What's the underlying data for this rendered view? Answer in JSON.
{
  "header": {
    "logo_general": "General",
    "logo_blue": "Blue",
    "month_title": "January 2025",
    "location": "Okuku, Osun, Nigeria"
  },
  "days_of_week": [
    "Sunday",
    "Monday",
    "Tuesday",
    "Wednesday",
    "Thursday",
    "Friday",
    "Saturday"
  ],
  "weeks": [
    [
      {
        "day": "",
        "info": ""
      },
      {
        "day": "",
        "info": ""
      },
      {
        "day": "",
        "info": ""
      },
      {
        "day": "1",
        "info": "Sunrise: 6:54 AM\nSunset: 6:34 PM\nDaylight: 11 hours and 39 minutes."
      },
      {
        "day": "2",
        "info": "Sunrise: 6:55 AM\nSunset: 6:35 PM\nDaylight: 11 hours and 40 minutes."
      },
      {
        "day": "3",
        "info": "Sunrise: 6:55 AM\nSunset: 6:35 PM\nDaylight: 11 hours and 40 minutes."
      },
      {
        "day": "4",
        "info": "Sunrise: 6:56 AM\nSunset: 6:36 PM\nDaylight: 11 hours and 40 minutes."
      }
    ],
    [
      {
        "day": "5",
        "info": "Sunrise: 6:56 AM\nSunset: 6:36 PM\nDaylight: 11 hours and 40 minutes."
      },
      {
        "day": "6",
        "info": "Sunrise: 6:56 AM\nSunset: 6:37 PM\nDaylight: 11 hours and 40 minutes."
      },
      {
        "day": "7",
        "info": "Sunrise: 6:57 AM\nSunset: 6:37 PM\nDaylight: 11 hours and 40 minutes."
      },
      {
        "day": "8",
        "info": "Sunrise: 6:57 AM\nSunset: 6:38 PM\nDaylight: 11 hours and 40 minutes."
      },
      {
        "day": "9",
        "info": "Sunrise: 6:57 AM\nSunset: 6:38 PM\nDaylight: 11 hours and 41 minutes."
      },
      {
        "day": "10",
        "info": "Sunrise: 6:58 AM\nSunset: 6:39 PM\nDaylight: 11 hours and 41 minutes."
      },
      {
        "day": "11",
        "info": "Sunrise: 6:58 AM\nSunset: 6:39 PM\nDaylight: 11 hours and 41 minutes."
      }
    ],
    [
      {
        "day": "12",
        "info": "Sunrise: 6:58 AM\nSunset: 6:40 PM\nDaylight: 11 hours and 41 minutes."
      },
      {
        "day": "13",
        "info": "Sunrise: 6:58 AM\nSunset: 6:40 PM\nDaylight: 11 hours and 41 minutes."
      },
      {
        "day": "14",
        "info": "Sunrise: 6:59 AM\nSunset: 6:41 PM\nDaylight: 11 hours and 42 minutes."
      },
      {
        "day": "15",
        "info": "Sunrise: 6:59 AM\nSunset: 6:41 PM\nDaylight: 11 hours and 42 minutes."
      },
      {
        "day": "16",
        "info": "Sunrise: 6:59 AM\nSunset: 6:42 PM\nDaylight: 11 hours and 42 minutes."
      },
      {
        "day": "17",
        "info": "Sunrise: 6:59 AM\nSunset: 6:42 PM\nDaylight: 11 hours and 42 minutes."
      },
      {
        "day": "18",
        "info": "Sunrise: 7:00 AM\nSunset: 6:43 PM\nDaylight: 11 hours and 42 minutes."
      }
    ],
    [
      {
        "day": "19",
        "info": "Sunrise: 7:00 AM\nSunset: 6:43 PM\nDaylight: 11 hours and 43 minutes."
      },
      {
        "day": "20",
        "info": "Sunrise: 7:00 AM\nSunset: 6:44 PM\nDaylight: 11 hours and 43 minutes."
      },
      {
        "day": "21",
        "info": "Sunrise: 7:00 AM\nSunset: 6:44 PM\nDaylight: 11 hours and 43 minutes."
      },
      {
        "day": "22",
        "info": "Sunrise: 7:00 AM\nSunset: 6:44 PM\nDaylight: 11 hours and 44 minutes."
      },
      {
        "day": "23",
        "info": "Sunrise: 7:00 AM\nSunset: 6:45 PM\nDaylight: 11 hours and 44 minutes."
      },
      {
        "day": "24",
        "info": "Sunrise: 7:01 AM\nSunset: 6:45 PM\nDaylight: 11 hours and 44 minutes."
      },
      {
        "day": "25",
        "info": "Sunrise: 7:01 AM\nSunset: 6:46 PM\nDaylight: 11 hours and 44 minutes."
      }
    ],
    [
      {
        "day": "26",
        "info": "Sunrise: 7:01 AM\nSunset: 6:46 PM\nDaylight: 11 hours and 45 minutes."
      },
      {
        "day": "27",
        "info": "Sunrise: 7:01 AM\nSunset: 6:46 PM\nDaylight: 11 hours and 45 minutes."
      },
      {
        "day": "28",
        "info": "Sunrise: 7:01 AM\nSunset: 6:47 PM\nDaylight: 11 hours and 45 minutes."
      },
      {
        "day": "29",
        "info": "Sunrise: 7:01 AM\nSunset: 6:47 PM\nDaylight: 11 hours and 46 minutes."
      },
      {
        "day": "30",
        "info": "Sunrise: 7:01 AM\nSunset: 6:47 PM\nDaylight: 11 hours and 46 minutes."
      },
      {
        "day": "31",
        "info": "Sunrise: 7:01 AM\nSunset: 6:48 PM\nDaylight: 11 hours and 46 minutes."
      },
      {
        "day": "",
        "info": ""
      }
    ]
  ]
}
+ + + + + + +
▶ _WHAT THE TASK ASKS_:
Faithfully transcribe the whole of the data.

▶ _RESULT OF THIS TASK_:
What's the underlying data for this rendered view? Answer in JSON.
{
  "header": {
    "logo_general": "General",
    "logo_blue": "Blue",
    "month_title": "January 2025",
    "location": "Okuku, Osun, Nigeria"
  },
  "days_of_week": [
    "Sunday",
    "Monday",
    "Tuesday",
    "Wednesday",
    "Thursday",
    "Friday",
    "Saturday"
  ],
  "weeks": [
    [
      {
        "day": "",
        "info": ""
      },
      {
        "day": "",
        "info": ""
      },
      {
        "day": "",
        "info": ""
      },
      {
        "day": "1",
        "info": "Sunrise: 6:54 AM\nSunset: 6:34 PM\nDaylight: 11 hours and 39 minutes."
      },
      {
        "day": "2",
        "info": "Sunrise: 6:55 AM\nSunset: 6:35 PM\nDaylight: 11 hours and 40 minutes."
      },
      {
        "day": "3",
        "info": "Sunrise: 6:55 AM\nSunset: 6:35 PM\nDaylight: 11 hours and 40 minutes."
      },
      {
        "day": "4",
        "info": "Sunrise: 6:56 AM\nSunset: 6:36 PM\nDaylight: 11 hours and 40 minutes."
      }
    ],
    [
      {
        "day": "5",
        "info": "Sunrise: 6:56 AM\nSunset: 6:36 PM\nDaylight: 11 hours and 40 minutes."
      },
      {
        "day": "6",
        "info": "Sunrise: 6:56 AM\nSunset: 6:37 PM\nDaylight: 11 hours and 40 minutes."
      },
      {
        "day": "7",
        "info": "Sunrise: 6:57 AM\nSunset: 6:37 PM\nDaylight: 11 hours and 40 minutes."
      },
      {
        "day": "8",
        "info": "Sunrise: 6:57 AM\nSunset: 6:38 PM\nDaylight: 11 hours and 40 minutes."
      },
      {
        "day": "9",
        "info": "Sunrise: 6:57 AM\nSunset: 6:38 PM\nDaylight: 11 hours and 41 minutes."
      },
      {
        "day": "10",
        "info": "Sunrise: 6:58 AM\nSunset: 6:39 PM\nDaylight: 11 hours and 41 minutes."
      },
      {
        "day": "11",
        "info": "Sunrise: 6:58 AM\nSunset: 6:39 PM\nDaylight: 11 hours and 41 minutes."
      }
    ],
    [
      {
        "day": "12",
        "info": "Sunrise: 6:58 AM\nSunset: 6:40 PM\nDaylight: 11 hours and 41 minutes."
      },
      {
        "day": "13",
        "info": "Sunrise: 6:58 AM\nSunset: 6:40 PM\nDaylight: 11 hours and 41 minutes."
      },
      {
        "day": "14",
        "info": "Sunrise: 6:59 AM\nSunset: 6:41 PM\nDaylight: 11 hours and 42 minutes."
      },
      {
        "day": "15",
        "info": "Sunrise: 6:59 AM\nSunset: 6:41 PM\nDaylight: 11 hours and 42 minutes."
      },
      {
        "day": "16",
        "info": "Sunrise: 6:59 AM\nSunset: 6:42 PM\nDaylight: 11 hours and 42 minutes."
      },
      {
        "day": "17",
        "info": "Sunrise: 6:59 AM\nSunset: 6:42 PM\nDaylight: 11 hours and 42 minutes."
      },
      {
        "day": "18",
        "info": "Sunrise: 7:00 AM\nSunset: 6:43 PM\nDaylight: 11 hours and 42 minutes."
      }
    ],
    [
      {
        "day": "19",
        "info": "Sunrise: 7:00 AM\nSunset: 6:43 PM\nDaylight: 11 hours and 43 minutes."
      },
      {
        "day": "20",
        "info": "Sunrise: 7:00 AM\nSunset: 6:44 PM\nDaylight: 11 hours and 43 minutes."
      },
      {
        "day": "21",
        "info": "Sunrise: 7:00 AM\nSunset: 6:44 PM\nDaylight: 11 hours and 43 minutes."
      },
      {
        "day": "22",
        "info": "Sunrise: 7:00 AM\nSunset: 6:44 PM\nDaylight: 11 hours and 44 minutes."
      },
      {
        "day": "23",
        "info": "Sunrise: 7:00 AM\nSunset: 6:45 PM\nDaylight: 11 hours and 44 minutes."
      },
      {
        "day": "24",
        "info": "Sunrise: 7:01 AM\nSunset: 6:45 PM\nDaylight: 11 hours and 44 minutes."
      },
      {
        "day": "25",
        "info": "Sunrise: 7:01 AM\nSunset: 6:46 PM\nDaylight: 11 hours and 44 minutes."
      }
    ],
    [
      {
        "day": "26",
        "info": "Sunrise: 7:01 AM\nSunset: 6:46 PM\nDaylight: 11 hours and 45 minutes."
      },
      {
        "day": "27",
        "info": "Sunrise: 7:01 AM\nSunset: 6:46 PM\nDaylight: 11 hours and 45 minutes."
      },
      {
        "day": "28",
        "info": "Sunrise: 7:01 AM\nSunset: 6:47 PM\nDaylight: 11 hours and 45 minutes."
      },
      {
        "day": "29",
        "info": "Sunrise: 7:01 AM\nSunset: 6:47 PM\nDaylight: 11 hours and 46 minutes."
      },
      {
        "day": "30",
        "info": "Sunrise: 7:01 AM\nSunset: 6:47 PM\nDaylight: 11 hours and 46 minutes."
      },
      {
        "day": "31",
        "info": "Sunrise: 7:01 AM\nSunset: 6:48 PM\nDaylight: 11 hours and 46 minutes."
      },
      {
        "day": "",
        "info": ""
      }
    ]
  ]
}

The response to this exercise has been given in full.